Exercise description = Check each line of the material below for the string "JSON", then report how many lines have it, and nothing else.
[start Extracted information]
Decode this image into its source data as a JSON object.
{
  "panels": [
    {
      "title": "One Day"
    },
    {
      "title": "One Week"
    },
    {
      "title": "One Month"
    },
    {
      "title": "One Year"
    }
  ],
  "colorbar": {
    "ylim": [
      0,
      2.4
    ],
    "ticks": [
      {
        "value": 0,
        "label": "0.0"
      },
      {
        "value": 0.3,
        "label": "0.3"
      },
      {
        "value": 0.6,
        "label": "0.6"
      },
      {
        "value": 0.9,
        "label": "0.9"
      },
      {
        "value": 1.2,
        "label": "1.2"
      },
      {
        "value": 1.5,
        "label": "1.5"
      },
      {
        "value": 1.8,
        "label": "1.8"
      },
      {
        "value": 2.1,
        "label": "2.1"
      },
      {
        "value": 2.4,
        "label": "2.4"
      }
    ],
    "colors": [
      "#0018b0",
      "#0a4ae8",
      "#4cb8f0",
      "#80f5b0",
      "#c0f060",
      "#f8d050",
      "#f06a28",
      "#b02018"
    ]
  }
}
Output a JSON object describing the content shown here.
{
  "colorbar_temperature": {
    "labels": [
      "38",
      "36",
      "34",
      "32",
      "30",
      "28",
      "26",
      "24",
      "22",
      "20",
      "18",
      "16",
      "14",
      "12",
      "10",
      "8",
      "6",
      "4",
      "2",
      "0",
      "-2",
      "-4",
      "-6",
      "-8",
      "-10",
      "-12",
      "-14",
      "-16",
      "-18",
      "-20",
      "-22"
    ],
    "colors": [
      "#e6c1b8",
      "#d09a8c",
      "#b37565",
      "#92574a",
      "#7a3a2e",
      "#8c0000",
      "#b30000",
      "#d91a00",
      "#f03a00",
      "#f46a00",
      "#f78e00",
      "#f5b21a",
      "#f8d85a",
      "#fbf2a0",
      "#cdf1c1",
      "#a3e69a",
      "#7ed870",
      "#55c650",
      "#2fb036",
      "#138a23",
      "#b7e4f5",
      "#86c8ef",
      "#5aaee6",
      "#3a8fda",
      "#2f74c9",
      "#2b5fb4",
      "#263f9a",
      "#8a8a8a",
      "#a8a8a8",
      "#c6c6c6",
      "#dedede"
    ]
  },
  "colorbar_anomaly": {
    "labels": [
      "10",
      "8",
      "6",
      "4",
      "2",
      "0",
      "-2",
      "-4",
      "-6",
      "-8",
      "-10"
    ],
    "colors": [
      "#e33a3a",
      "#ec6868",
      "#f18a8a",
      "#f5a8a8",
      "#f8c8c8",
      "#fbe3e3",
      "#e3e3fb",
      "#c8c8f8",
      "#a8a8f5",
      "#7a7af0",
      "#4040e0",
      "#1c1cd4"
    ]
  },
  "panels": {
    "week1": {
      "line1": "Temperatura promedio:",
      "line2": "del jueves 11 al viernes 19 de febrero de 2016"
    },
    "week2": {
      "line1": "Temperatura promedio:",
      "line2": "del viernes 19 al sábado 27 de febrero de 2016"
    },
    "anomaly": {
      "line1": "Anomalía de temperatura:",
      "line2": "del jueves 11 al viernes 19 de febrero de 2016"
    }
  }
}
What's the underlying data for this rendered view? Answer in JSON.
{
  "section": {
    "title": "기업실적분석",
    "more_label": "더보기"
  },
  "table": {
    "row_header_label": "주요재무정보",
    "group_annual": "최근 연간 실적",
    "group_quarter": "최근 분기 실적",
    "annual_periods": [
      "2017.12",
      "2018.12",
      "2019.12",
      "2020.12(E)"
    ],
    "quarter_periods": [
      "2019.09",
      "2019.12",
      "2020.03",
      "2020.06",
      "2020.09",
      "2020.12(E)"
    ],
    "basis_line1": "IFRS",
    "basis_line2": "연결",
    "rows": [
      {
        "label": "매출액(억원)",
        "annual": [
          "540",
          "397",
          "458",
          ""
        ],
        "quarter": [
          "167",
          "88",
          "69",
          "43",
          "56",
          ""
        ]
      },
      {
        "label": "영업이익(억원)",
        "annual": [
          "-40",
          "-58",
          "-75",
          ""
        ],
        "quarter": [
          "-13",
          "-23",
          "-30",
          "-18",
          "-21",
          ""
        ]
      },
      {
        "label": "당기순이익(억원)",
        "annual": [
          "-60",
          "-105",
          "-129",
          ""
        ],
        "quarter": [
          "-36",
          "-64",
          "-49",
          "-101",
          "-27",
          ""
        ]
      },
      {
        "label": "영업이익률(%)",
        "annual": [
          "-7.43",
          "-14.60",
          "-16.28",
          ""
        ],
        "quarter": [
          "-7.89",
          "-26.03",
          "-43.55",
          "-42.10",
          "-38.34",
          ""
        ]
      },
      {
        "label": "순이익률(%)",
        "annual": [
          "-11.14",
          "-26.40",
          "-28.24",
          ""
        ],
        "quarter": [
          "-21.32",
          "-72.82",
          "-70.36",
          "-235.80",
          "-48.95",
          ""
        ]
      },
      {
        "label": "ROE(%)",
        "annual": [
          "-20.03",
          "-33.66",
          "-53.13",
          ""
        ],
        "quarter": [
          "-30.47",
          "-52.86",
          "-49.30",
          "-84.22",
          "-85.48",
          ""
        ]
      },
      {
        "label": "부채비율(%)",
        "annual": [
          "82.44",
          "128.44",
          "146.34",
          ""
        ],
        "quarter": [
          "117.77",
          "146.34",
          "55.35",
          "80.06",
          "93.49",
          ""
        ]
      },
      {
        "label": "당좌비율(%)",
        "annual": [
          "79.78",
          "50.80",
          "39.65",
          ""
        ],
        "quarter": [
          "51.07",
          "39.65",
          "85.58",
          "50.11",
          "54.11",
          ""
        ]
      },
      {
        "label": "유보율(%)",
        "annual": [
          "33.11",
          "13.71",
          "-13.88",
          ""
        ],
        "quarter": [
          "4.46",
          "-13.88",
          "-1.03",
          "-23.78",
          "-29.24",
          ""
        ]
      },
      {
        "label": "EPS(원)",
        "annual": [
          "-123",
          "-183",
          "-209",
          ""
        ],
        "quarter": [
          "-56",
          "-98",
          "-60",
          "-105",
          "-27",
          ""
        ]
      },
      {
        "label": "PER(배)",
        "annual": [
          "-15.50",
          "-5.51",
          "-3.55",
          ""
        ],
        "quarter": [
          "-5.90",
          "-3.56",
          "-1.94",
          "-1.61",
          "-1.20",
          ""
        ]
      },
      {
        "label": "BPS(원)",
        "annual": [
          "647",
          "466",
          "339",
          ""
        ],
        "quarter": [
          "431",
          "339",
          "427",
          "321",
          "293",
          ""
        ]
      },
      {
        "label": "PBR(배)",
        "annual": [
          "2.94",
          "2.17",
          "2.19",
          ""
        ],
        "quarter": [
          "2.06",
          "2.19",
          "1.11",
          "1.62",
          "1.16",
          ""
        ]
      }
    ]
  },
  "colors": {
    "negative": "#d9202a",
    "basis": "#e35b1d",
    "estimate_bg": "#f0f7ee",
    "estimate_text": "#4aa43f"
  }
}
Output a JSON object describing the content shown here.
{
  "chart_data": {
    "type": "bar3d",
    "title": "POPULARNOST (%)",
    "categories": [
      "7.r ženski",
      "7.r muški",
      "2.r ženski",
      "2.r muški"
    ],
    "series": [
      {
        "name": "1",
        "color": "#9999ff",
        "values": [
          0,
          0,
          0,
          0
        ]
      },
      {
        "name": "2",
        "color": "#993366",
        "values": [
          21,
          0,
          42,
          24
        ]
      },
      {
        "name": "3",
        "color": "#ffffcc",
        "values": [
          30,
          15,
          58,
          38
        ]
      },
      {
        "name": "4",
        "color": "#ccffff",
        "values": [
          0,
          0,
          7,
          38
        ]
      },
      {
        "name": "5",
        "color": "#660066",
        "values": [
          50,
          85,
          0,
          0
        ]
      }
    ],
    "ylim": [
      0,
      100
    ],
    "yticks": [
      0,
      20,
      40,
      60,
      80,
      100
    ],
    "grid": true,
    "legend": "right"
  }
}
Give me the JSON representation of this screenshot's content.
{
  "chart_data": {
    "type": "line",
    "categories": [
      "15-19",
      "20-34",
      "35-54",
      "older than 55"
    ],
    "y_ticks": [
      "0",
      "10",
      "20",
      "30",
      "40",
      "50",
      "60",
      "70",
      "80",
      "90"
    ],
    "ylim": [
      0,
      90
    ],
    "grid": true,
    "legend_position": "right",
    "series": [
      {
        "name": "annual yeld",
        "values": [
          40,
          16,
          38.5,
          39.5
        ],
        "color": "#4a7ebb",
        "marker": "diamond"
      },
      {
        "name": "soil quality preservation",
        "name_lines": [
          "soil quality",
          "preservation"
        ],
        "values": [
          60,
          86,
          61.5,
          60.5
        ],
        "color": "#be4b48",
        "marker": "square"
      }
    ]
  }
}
[end Extracted information]
The completed task = 5